Go through the listing and copy every line word for word.
-- begin SUPPLIED MATERIAL --
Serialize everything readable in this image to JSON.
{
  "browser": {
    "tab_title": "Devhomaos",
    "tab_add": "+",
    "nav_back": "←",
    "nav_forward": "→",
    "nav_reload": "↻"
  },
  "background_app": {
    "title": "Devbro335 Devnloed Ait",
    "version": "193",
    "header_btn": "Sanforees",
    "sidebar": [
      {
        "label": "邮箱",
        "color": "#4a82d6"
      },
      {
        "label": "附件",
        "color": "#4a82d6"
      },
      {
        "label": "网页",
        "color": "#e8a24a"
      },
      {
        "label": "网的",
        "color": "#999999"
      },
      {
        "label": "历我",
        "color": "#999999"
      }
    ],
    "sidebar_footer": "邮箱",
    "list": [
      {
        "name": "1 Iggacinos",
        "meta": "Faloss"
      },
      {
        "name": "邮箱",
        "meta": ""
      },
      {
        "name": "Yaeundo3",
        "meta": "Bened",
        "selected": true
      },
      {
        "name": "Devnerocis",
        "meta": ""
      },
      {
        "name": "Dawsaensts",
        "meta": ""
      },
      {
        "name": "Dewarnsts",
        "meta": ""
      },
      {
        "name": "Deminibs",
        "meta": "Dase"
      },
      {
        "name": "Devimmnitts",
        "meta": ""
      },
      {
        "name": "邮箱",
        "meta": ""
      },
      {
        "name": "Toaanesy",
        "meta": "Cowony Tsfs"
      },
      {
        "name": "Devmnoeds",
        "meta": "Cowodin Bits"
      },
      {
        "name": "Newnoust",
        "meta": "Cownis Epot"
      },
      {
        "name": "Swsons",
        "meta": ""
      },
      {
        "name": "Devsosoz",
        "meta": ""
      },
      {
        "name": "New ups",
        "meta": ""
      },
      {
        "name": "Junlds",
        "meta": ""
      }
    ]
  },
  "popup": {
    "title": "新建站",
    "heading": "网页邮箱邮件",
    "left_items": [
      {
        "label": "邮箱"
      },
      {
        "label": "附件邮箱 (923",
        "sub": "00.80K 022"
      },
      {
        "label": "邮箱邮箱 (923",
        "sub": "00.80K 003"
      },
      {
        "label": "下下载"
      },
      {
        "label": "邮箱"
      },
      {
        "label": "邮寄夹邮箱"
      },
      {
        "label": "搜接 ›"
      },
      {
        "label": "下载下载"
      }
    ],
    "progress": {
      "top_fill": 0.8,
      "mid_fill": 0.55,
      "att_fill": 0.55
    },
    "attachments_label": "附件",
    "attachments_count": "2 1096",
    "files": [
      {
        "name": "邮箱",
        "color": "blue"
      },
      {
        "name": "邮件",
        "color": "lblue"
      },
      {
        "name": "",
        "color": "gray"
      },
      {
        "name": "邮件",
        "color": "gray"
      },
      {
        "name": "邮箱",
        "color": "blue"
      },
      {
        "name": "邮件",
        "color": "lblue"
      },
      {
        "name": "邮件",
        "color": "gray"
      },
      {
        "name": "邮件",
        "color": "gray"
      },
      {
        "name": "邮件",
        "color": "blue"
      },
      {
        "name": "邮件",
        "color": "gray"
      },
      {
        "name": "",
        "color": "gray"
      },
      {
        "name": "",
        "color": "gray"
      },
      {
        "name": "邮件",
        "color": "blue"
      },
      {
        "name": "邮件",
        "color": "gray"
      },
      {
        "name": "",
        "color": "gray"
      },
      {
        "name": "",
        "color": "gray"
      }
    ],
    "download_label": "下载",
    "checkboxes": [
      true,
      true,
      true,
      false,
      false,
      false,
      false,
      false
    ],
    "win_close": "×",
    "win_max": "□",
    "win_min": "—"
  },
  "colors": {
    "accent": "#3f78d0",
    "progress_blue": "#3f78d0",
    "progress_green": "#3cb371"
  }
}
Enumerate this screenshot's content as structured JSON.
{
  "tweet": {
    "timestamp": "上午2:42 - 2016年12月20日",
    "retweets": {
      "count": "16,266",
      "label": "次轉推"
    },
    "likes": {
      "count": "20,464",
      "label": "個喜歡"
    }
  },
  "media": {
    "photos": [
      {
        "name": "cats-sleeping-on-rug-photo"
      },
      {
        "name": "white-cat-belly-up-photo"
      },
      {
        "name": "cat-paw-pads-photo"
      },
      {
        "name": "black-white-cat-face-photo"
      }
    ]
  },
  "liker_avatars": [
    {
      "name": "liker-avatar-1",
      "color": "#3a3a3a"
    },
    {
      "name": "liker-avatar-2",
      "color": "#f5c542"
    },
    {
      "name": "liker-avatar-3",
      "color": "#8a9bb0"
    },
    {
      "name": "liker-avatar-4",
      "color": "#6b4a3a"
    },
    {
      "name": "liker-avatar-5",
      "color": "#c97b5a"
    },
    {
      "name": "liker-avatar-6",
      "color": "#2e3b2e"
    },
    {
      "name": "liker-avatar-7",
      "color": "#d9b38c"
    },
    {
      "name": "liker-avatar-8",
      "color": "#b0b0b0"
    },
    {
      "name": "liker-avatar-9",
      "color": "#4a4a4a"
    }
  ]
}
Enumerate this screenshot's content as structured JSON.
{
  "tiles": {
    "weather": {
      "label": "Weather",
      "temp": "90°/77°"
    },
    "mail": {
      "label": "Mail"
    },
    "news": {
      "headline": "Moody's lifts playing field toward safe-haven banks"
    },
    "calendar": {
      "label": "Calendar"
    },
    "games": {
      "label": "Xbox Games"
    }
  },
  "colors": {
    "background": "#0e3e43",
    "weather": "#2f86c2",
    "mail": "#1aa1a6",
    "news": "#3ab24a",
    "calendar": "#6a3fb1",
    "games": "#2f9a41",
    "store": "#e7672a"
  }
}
-- end SUPPLIED MATERIAL --
_CORRECT RESPONSE_
Serialize everything readable in this image to JSON.
{
  "browser": {
    "tab_title": "Devhomaos",
    "tab_add": "+",
    "nav_back": "←",
    "nav_forward": "→",
    "nav_reload": "↻"
  },
  "background_app": {
    "title": "Devbro335 Devnloed Ait",
    "version": "193",
    "header_btn": "Sanforees",
    "sidebar": [
      {
        "label": "邮箱",
        "color": "#4a82d6"
      },
      {
        "label": "附件",
        "color": "#4a82d6"
      },
      {
        "label": "网页",
        "color": "#e8a24a"
      },
      {
        "label": "网的",
        "color": "#999999"
      },
      {
        "label": "历我",
        "color": "#999999"
      }
    ],
    "sidebar_footer": "邮箱",
    "list": [
      {
        "name": "1 Iggacinos",
        "meta": "Faloss"
      },
      {
        "name": "邮箱",
        "meta": ""
      },
      {
        "name": "Yaeundo3",
        "meta": "Bened",
        "selected": true
      },
      {
        "name": "Devnerocis",
        "meta": ""
      },
      {
        "name": "Dawsaensts",
        "meta": ""
      },
      {
        "name": "Dewarnsts",
        "meta": ""
      },
      {
        "name": "Deminibs",
        "meta": "Dase"
      },
      {
        "name": "Devimmnitts",
        "meta": ""
      },
      {
        "name": "邮箱",
        "meta": ""
      },
      {
        "name": "Toaanesy",
        "meta": "Cowony Tsfs"
      },
      {
        "name": "Devmnoeds",
        "meta": "Cowodin Bits"
      },
      {
        "name": "Newnoust",
        "meta": "Cownis Epot"
      },
      {
        "name": "Swsons",
        "meta": ""
      },
      {
        "name": "Devsosoz",
        "meta": ""
      },
      {
        "name": "New ups",
        "meta": ""
      },
      {
        "name": "Junlds",
        "meta": ""
      }
    ]
  },
  "popup": {
    "title": "新建站",
    "heading": "网页邮箱邮件",
    "left_items": [
      {
        "label": "邮箱"
      },
      {
        "label": "附件邮箱 (923",
        "sub": "00.80K 022"
      },
      {
        "label": "邮箱邮箱 (923",
        "sub": "00.80K 003"
      },
      {
        "label": "下下载"
      },
      {
        "label": "邮箱"
      },
      {
        "label": "邮寄夹邮箱"
      },
      {
        "label": "搜接 ›"
      },
      {
        "label": "下载下载"
      }
    ],
    "progress": {
      "top_fill": 0.8,
      "mid_fill": 0.55,
      "att_fill": 0.55
    },
    "attachments_label": "附件",
    "attachments_count": "2 1096",
    "files": [
      {
        "name": "邮箱",
        "color": "blue"
      },
      {
        "name": "邮件",
        "color": "lblue"
      },
      {
        "name": "",
        "color": "gray"
      },
      {
        "name": "邮件",
        "color": "gray"
      },
      {
        "name": "邮箱",
        "color": "blue"
      },
      {
        "name": "邮件",
        "color": "lblue"
      },
      {
        "name": "邮件",
        "color": "gray"
      },
      {
        "name": "邮件",
        "color": "gray"
      },
      {
        "name": "邮件",
        "color": "blue"
      },
      {
        "name": "邮件",
        "color": "gray"
      },
      {
        "name": "",
        "color": "gray"
      },
      {
        "name": "",
        "color": "gray"
      },
      {
        "name": "邮件",
        "color": "blue"
      },
      {
        "name": "邮件",
        "color": "gray"
      },
      {
        "name": "",
        "color": "gray"
      },
      {
        "name": "",
        "color": "gray"
      }
    ],
    "download_label": "下载",
    "checkboxes": [
      true,
      true,
      true,
      false,
      false,
      false,
      false,
      false
    ],
    "win_close": "×",
    "win_max": "□",
    "win_min": "—"
  },
  "colors": {
    "accent": "#3f78d0",
    "progress_blue": "#3f78d0",
    "progress_green": "#3cb371"
  }
}
Enumerate this screenshot's content as structured JSON.
{
  "tweet": {
    "timestamp": "上午2:42 - 2016年12月20日",
    "retweets": {
      "count": "16,266",
      "label": "次轉推"
    },
    "likes": {
      "count": "20,464",
      "label": "個喜歡"
    }
  },
  "media": {
    "photos": [
      {
        "name": "cats-sleeping-on-rug-photo"
      },
      {
        "name": "white-cat-belly-up-photo"
      },
      {
        "name": "cat-paw-pads-photo"
      },
      {
        "name": "black-white-cat-face-photo"
      }
    ]
  },
  "liker_avatars": [
    {
      "name": "liker-avatar-1",
      "color": "#3a3a3a"
    },
    {
      "name": "liker-avatar-2",
      "color": "#f5c542"
    },
    {
      "name": "liker-avatar-3",
      "color": "#8a9bb0"
    },
    {
      "name": "liker-avatar-4",
      "color": "#6b4a3a"
    },
    {
      "name": "liker-avatar-5",
      "color": "#c97b5a"
    },
    {
      "name": "liker-avatar-6",
      "color": "#2e3b2e"
    },
    {
      "name": "liker-avatar-7",
      "color": "#d9b38c"
    },
    {
      "name": "liker-avatar-8",
      "color": "#b0b0b0"
    },
    {
      "name": "liker-avatar-9",
      "color": "#4a4a4a"
    }
  ]
}
Enumerate this screenshot's content as structured JSON.
{
  "tiles": {
    "weather": {
      "label": "Weather",
      "temp": "90°/77°"
    },
    "mail": {
      "label": "Mail"
    },
    "news": {
      "headline": "Moody's lifts playing field toward safe-haven banks"
    },
    "calendar": {
      "label": "Calendar"
    },
    "games": {
      "label": "Xbox Games"
    }
  },
  "colors": {
    "background": "#0e3e43",
    "weather": "#2f86c2",
    "mail": "#1aa1a6",
    "news": "#3ab24a",
    "calendar": "#6a3fb1",
    "games": "#2f9a41",
    "store": "#e7672a"
  }
}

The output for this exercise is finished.